TASK INSTRUCTIONS -
Search the records for "准确地节奏" and copy each line that holds it.

EXCERPTED DATA -
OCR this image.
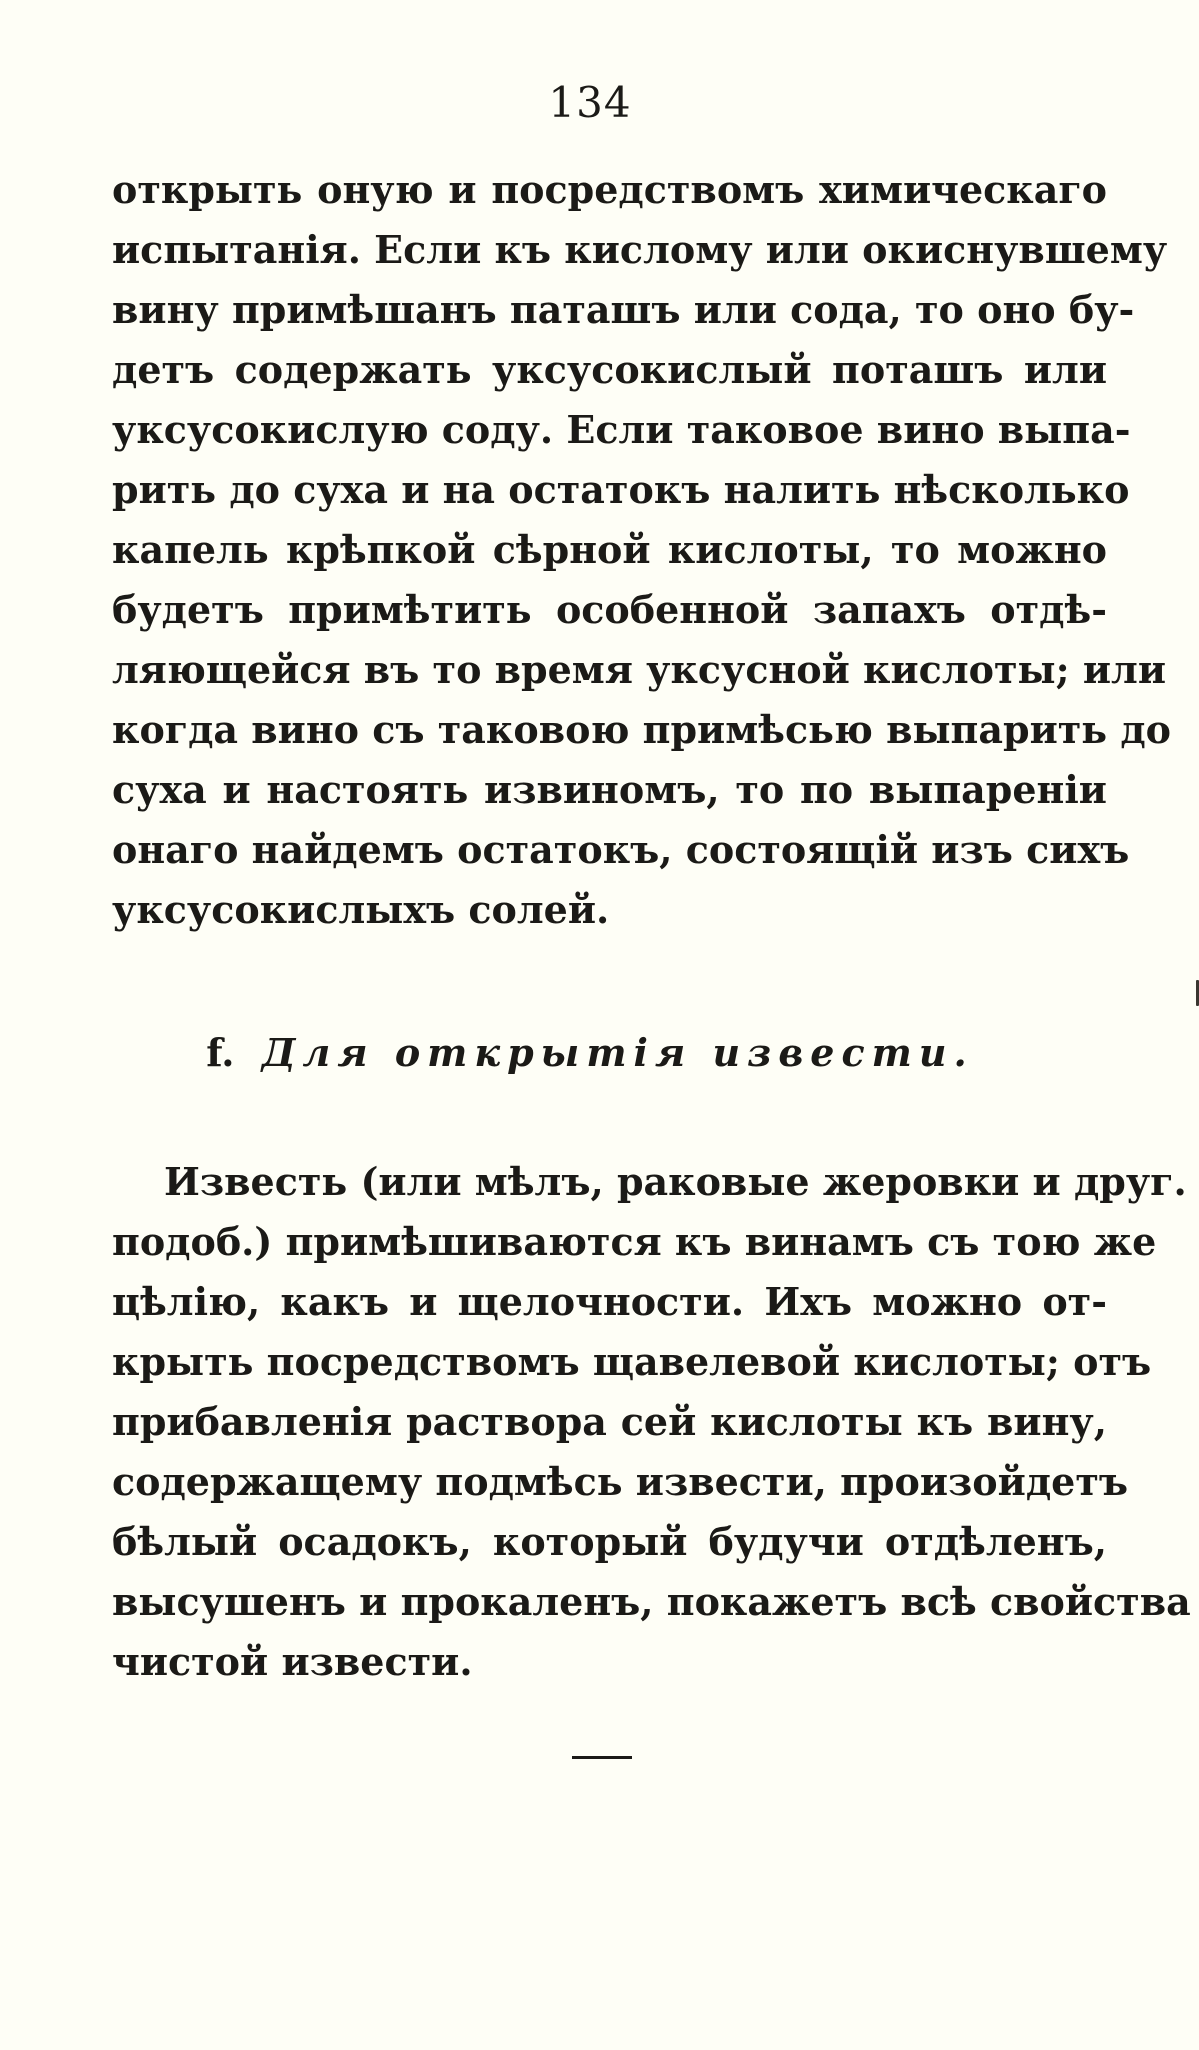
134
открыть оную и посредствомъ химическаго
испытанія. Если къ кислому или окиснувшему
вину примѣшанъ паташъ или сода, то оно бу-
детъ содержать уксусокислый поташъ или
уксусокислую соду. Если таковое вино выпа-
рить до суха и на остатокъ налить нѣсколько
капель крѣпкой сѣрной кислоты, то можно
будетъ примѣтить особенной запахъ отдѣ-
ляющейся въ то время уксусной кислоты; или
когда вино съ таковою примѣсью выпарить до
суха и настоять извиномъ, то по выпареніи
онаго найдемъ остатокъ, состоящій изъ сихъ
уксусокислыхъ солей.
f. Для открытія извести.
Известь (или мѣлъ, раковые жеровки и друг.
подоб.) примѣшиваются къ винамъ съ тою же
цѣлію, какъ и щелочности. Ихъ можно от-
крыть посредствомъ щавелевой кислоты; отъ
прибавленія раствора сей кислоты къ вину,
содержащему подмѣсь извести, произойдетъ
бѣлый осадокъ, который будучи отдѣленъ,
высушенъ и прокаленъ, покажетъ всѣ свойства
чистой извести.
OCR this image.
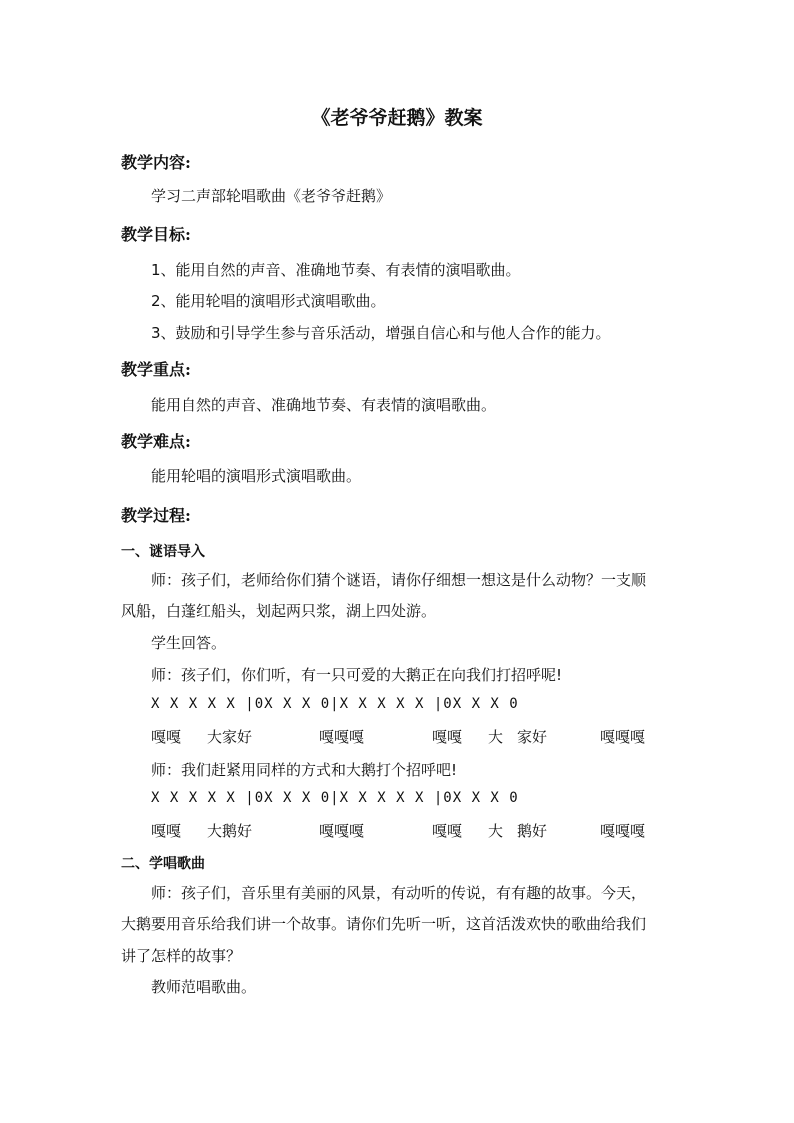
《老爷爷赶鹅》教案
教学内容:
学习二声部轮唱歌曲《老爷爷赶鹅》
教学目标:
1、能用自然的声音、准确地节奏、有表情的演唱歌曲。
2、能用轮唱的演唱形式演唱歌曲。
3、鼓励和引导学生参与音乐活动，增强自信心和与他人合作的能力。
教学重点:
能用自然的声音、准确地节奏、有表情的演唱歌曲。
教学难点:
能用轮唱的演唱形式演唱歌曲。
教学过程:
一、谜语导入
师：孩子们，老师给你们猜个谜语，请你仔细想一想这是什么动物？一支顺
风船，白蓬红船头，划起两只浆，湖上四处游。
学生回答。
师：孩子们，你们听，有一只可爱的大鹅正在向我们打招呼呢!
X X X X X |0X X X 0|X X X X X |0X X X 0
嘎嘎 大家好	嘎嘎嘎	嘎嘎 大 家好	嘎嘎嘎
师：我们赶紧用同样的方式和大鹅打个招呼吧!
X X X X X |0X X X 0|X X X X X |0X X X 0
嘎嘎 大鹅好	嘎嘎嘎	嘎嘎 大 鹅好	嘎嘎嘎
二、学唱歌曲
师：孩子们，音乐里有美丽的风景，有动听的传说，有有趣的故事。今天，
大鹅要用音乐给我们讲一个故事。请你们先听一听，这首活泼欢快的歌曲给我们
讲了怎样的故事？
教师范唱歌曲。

REPLY -
1、能用自然的声音、准确地节奏、有表情的演唱歌曲。
能用自然的声音、准确地节奏、有表情的演唱歌曲。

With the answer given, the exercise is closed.